-- SHORT PROBLEM --
Transcribe each of the records below exactly, excluding all pictures.

==========

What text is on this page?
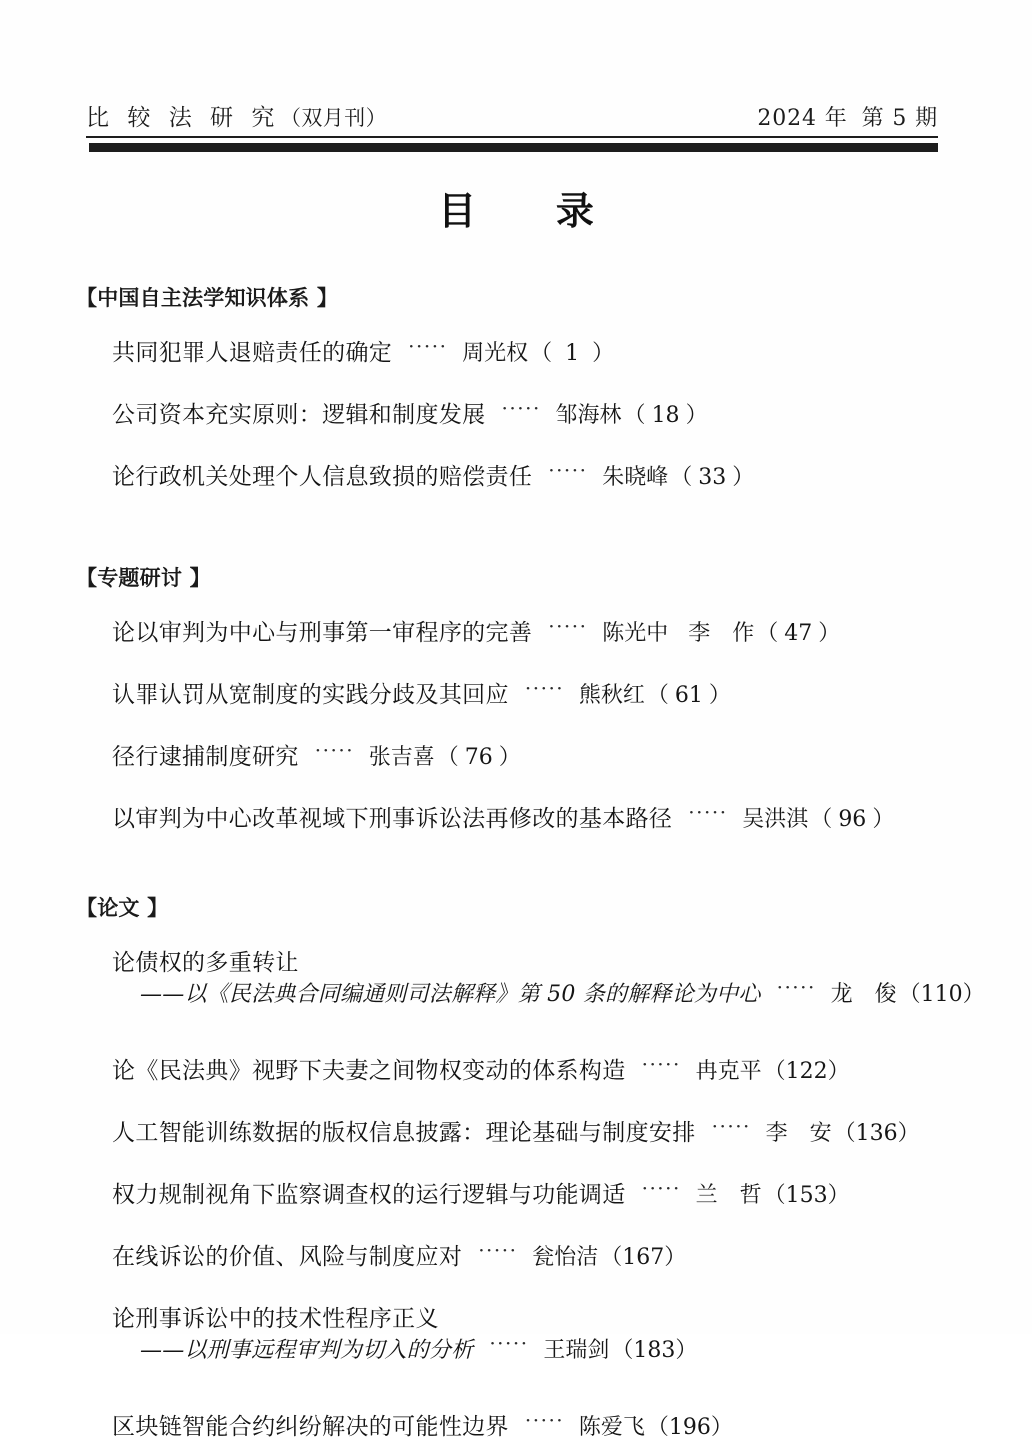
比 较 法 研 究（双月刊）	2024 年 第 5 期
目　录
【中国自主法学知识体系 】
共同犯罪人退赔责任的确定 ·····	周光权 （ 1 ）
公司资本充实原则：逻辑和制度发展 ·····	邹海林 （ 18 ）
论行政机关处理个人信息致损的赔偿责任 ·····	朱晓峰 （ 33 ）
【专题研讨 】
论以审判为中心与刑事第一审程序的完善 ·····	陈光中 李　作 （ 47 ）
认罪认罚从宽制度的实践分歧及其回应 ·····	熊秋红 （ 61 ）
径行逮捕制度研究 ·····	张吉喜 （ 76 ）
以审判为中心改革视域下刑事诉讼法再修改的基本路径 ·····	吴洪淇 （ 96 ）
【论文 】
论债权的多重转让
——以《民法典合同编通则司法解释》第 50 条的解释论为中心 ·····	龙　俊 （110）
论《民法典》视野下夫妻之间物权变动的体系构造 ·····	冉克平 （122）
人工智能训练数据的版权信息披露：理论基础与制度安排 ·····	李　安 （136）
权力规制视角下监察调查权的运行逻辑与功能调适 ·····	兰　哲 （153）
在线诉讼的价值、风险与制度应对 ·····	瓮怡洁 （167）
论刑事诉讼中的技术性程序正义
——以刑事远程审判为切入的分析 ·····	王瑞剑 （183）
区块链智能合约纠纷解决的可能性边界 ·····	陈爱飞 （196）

==========

-- COMPLETE ANSWER --
What text is on this page?
比 较 法 研 究（双月刊）	2024 年 第 5 期
目　录
【中国自主法学知识体系 】
共同犯罪人退赔责任的确定 ·····	周光权 （ 1 ）
公司资本充实原则：逻辑和制度发展 ·····	邹海林 （ 18 ）
论行政机关处理个人信息致损的赔偿责任 ·····	朱晓峰 （ 33 ）
【专题研讨 】
论以审判为中心与刑事第一审程序的完善 ·····	陈光中 李　作 （ 47 ）
认罪认罚从宽制度的实践分歧及其回应 ·····	熊秋红 （ 61 ）
径行逮捕制度研究 ·····	张吉喜 （ 76 ）
以审判为中心改革视域下刑事诉讼法再修改的基本路径 ·····	吴洪淇 （ 96 ）
【论文 】
论债权的多重转让
——以《民法典合同编通则司法解释》第 50 条的解释论为中心 ·····	龙　俊 （110）
论《民法典》视野下夫妻之间物权变动的体系构造 ·····	冉克平 （122）
人工智能训练数据的版权信息披露：理论基础与制度安排 ·····	李　安 （136）
权力规制视角下监察调查权的运行逻辑与功能调适 ·····	兰　哲 （153）
在线诉讼的价值、风险与制度应对 ·····	瓮怡洁 （167）
论刑事诉讼中的技术性程序正义
——以刑事远程审判为切入的分析 ·····	王瑞剑 （183）
区块链智能合约纠纷解决的可能性边界 ·····	陈爱飞 （196）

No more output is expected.